◆ GOAL ◆
Extract each line from the entries below that has the string "spirit" in it.

Stored data:
------------

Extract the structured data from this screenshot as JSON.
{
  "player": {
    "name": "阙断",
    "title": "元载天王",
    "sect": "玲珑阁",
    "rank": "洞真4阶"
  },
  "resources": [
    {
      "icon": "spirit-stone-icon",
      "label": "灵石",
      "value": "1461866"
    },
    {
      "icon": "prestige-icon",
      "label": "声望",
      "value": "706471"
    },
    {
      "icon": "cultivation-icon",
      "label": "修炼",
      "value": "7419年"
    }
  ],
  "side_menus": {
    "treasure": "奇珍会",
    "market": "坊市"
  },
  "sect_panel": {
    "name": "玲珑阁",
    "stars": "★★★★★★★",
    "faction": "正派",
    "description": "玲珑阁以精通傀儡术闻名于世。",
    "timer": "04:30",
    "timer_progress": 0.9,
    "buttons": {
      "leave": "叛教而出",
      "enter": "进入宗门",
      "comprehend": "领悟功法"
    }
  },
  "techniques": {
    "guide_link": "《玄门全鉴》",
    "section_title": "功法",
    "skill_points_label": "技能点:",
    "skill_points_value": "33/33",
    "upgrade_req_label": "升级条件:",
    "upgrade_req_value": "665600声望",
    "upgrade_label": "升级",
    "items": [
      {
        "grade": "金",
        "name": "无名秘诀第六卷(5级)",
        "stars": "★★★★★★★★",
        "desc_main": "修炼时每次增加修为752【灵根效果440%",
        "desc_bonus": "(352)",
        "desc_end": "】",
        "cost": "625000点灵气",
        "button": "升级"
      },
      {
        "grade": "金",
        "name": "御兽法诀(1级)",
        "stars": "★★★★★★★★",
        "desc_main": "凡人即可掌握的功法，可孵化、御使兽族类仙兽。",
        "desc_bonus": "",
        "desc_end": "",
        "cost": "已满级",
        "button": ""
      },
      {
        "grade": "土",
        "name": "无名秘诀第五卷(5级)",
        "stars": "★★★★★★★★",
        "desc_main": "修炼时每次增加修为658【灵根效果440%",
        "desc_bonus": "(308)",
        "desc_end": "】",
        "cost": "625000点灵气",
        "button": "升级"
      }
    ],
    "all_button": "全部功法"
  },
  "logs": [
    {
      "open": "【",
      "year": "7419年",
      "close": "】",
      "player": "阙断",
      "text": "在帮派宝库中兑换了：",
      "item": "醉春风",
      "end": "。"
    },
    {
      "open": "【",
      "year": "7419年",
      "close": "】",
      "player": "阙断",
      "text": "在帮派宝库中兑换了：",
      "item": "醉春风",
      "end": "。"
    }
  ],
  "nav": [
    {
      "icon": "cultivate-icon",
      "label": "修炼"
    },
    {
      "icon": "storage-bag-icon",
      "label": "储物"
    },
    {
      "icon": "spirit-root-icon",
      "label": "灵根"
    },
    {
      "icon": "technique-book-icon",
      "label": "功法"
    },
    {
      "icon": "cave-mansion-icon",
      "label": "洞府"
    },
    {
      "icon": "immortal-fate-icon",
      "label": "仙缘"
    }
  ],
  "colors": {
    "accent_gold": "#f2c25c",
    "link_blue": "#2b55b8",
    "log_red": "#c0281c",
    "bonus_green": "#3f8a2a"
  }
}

------------

◆ EXERCISE ANSWER ◆
      "icon": "spirit-stone-icon",
      "icon": "spirit-root-icon",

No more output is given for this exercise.